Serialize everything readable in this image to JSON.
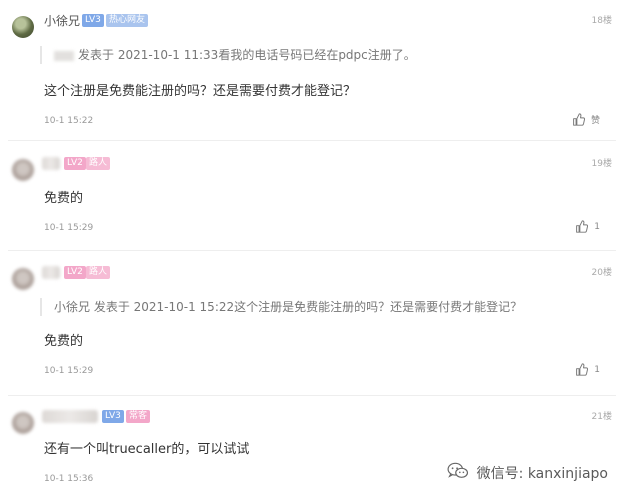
{
  "comments": [
    {
      "user": "小徐兄",
      "level": "LV3",
      "tag": "热心网友",
      "floor": "18楼",
      "quote": "发表于 2021-10-1 11:33看我的电话号码已经在pdpc注册了。",
      "body": "这个注册是免费能注册的吗？还是需要付费才能登记？",
      "time": "10-1 15:22",
      "likes": "赞"
    },
    {
      "level": "LV2",
      "tag": "路人",
      "floor": "19楼",
      "body": "免费的",
      "time": "10-1 15:29",
      "likes": "1"
    },
    {
      "level": "LV2",
      "tag": "路人",
      "floor": "20楼",
      "quote": "小徐兄 发表于 2021-10-1 15:22这个注册是免费能注册的吗？还是需要付费才能登记？",
      "body": "免费的",
      "time": "10-1 15:29",
      "likes": "1"
    },
    {
      "level": "LV3",
      "tag": "常客",
      "floor": "21楼",
      "body": "还有一个叫truecaller的，可以试试",
      "time": "10-1 15:36",
      "likes": ""
    }
  ],
  "watermark": {
    "text": "微信号: kanxinjiapo",
    "icon": "wechat-icon"
  },
  "icons": {
    "like": "thumbs-up-icon"
  },
  "colors": {
    "level_badge": "#7fa8e8",
    "level_badge_pink": "#f3a7c9",
    "text": "#333333",
    "meta": "#999999"
  }
}
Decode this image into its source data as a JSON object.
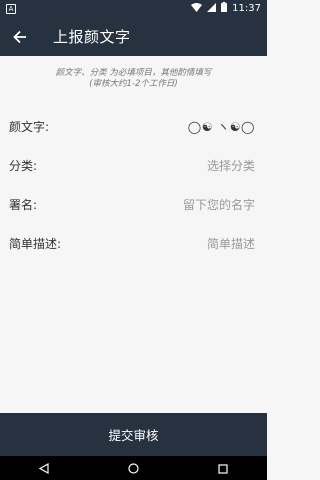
{
  "status_bar": {
    "time": "11:37",
    "notification_letter": "A"
  },
  "app_bar": {
    "title": "上报颜文字"
  },
  "notice": {
    "line1": "颜文字、分类 为必填项目，其他酌情填写",
    "line2": "(审核大约1-2个工作日)"
  },
  "form": {
    "kaomoji": {
      "label": "颜文字:",
      "value": "◯☯ ヽ☯◯"
    },
    "category": {
      "label": "分类:",
      "placeholder": "选择分类"
    },
    "signature": {
      "label": "署名:",
      "placeholder": "留下您的名字"
    },
    "description": {
      "label": "简单描述:",
      "placeholder": "简单描述"
    }
  },
  "submit": {
    "label": "提交审核"
  }
}
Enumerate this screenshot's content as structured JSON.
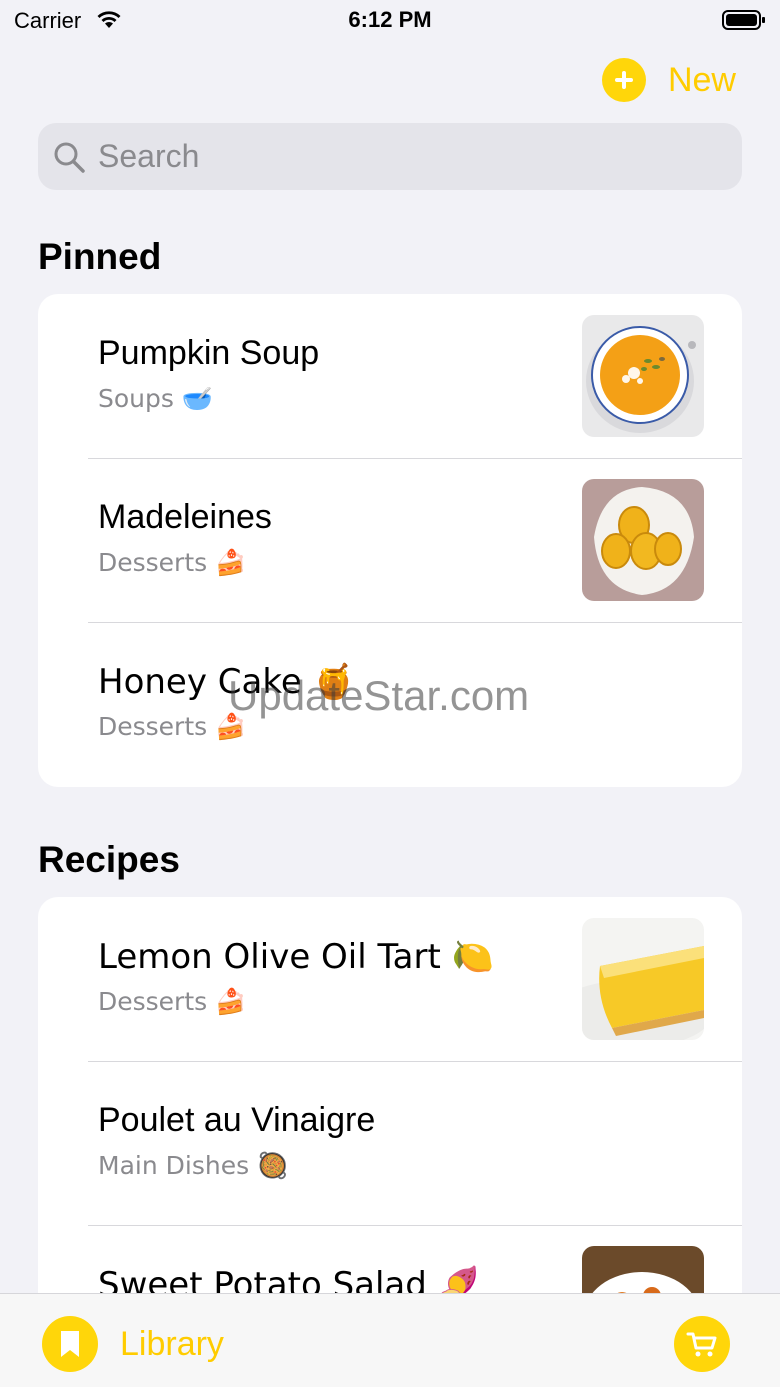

============

### [What the task asks]
Copy each line of the records precisely and drop any images they hold.

### [Solution to the exercise]
Serialize everything readable in this image to JSON.
{
  "comments": [
    {
      "user": "小徐兄",
      "level": "LV3",
      "tag": "热心网友",
      "floor": "18楼",
      "quote": "发表于 2021-10-1 11:33看我的电话号码已经在pdpc注册了。",
      "body": "这个注册是免费能注册的吗？还是需要付费才能登记？",
      "time": "10-1 15:22",
      "likes": "赞"
    },
    {
      "level": "LV2",
      "tag": "路人",
      "floor": "19楼",
      "body": "免费的",
      "time": "10-1 15:29",
      "likes": "1"
    },
    {
      "level": "LV2",
      "tag": "路人",
      "floor": "20楼",
      "quote": "小徐兄 发表于 2021-10-1 15:22这个注册是免费能注册的吗？还是需要付费才能登记？",
      "body": "免费的",
      "time": "10-1 15:29",
      "likes": "1"
    },
    {
      "level": "LV3",
      "tag": "常客",
      "floor": "21楼",
      "body": "还有一个叫truecaller的，可以试试",
      "time": "10-1 15:36",
      "likes": ""
    }
  ],
  "watermark": {
    "text": "微信号: kanxinjiapo",
    "icon": "wechat-icon"
  },
  "icons": {
    "like": "thumbs-up-icon"
  },
  "colors": {
    "level_badge": "#7fa8e8",
    "level_badge_pink": "#f3a7c9",
    "text": "#333333",
    "meta": "#999999"
  }
}
Decode this image into its source data as a JSON object.
{
  "status_bar": {
    "time": "11:37",
    "notification_letter": "A"
  },
  "app_bar": {
    "title": "上报颜文字"
  },
  "notice": {
    "line1": "颜文字、分类 为必填项目，其他酌情填写",
    "line2": "(审核大约1-2个工作日)"
  },
  "form": {
    "kaomoji": {
      "label": "颜文字:",
      "value": "◯☯ ヽ☯◯"
    },
    "category": {
      "label": "分类:",
      "placeholder": "选择分类"
    },
    "signature": {
      "label": "署名:",
      "placeholder": "留下您的名字"
    },
    "description": {
      "label": "简单描述:",
      "placeholder": "简单描述"
    }
  },
  "submit": {
    "label": "提交审核"
  }
}
Enumerate this screenshot's content as structured JSON.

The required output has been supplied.